> [Request] In your copy, leave out the pictures; write out all the data exactly.

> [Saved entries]
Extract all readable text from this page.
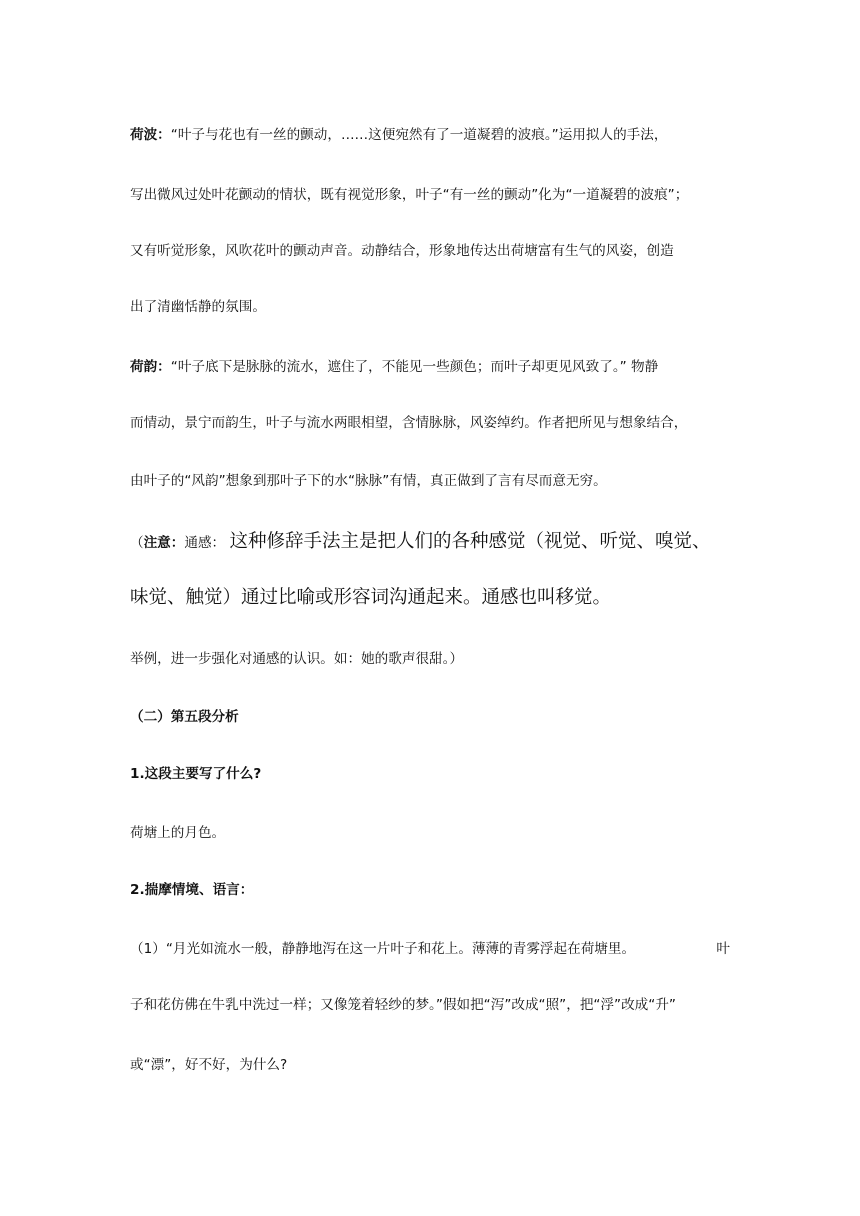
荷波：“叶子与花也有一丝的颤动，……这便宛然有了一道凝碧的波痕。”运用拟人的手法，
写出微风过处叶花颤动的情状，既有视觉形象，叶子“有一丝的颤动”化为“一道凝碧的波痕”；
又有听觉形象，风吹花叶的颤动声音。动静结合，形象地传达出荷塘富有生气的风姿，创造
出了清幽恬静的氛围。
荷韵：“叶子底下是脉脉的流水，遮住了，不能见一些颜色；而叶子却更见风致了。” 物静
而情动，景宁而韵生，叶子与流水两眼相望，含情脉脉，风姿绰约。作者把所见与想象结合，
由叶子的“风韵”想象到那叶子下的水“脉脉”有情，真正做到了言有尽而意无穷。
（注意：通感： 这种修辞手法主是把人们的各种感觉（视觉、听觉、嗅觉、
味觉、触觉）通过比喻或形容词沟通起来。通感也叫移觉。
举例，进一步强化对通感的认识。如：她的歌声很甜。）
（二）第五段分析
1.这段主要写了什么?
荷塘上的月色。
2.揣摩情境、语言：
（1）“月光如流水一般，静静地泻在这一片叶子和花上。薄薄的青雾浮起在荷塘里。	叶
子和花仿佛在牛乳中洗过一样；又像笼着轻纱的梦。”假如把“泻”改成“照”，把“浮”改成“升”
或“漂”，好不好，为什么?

> [Solved exercise]
Extract all readable text from this page.
荷波：“叶子与花也有一丝的颤动，……这便宛然有了一道凝碧的波痕。”运用拟人的手法，
写出微风过处叶花颤动的情状，既有视觉形象，叶子“有一丝的颤动”化为“一道凝碧的波痕”；
又有听觉形象，风吹花叶的颤动声音。动静结合，形象地传达出荷塘富有生气的风姿，创造
出了清幽恬静的氛围。
荷韵：“叶子底下是脉脉的流水，遮住了，不能见一些颜色；而叶子却更见风致了。” 物静
而情动，景宁而韵生，叶子与流水两眼相望，含情脉脉，风姿绰约。作者把所见与想象结合，
由叶子的“风韵”想象到那叶子下的水“脉脉”有情，真正做到了言有尽而意无穷。
（注意：通感： 这种修辞手法主是把人们的各种感觉（视觉、听觉、嗅觉、
味觉、触觉）通过比喻或形容词沟通起来。通感也叫移觉。
举例，进一步强化对通感的认识。如：她的歌声很甜。）
（二）第五段分析
1.这段主要写了什么?
荷塘上的月色。
2.揣摩情境、语言：
（1）“月光如流水一般，静静地泻在这一片叶子和花上。薄薄的青雾浮起在荷塘里。	叶
子和花仿佛在牛乳中洗过一样；又像笼着轻纱的梦。”假如把“泻”改成“照”，把“浮”改成“升”
或“漂”，好不好，为什么?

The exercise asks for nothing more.